-- What to do --
The entries below are to be written out again without alteration.
-- START Dataset content --
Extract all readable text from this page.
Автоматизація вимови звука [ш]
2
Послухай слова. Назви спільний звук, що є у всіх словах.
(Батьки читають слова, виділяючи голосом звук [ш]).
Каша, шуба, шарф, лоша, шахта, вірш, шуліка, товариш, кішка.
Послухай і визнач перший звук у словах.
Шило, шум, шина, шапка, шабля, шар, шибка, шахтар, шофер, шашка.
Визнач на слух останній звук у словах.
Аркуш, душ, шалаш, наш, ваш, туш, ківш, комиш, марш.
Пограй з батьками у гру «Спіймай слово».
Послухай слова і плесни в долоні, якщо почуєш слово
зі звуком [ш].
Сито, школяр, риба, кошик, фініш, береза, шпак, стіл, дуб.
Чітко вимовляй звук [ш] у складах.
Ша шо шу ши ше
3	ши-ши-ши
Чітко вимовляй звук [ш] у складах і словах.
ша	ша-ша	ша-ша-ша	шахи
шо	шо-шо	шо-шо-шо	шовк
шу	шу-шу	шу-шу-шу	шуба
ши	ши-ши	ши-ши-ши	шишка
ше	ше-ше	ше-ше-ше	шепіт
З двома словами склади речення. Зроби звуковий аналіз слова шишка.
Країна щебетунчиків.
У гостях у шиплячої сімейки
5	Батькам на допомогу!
-- END Dataset content --
-- Exercise answer --
Extract all readable text from this page.
Автоматизація вимови звука [ш]
2
Послухай слова. Назви спільний звук, що є у всіх словах.
(Батьки читають слова, виділяючи голосом звук [ш]).
Каша, шуба, шарф, лоша, шахта, вірш, шуліка, товариш, кішка.
Послухай і визнач перший звук у словах.
Шило, шум, шина, шапка, шабля, шар, шибка, шахтар, шофер, шашка.
Визнач на слух останній звук у словах.
Аркуш, душ, шалаш, наш, ваш, туш, ківш, комиш, марш.
Пограй з батьками у гру «Спіймай слово».
Послухай слова і плесни в долоні, якщо почуєш слово
зі звуком [ш].
Сито, школяр, риба, кошик, фініш, береза, шпак, стіл, дуб.
Чітко вимовляй звук [ш] у складах.
Ша шо шу ши ше
3	ши-ши-ши
Чітко вимовляй звук [ш] у складах і словах.
ша	ша-ша	ша-ша-ша	шахи
шо	шо-шо	шо-шо-шо	шовк
шу	шу-шу	шу-шу-шу	шуба
ши	ши-ши	ши-ши-ши	шишка
ше	ше-ше	ше-ше-ше	шепіт
З двома словами склади речення. Зроби звуковий аналіз слова шишка.
Країна щебетунчиків.
У гостях у шиплячої сімейки
5	Батькам на допомогу!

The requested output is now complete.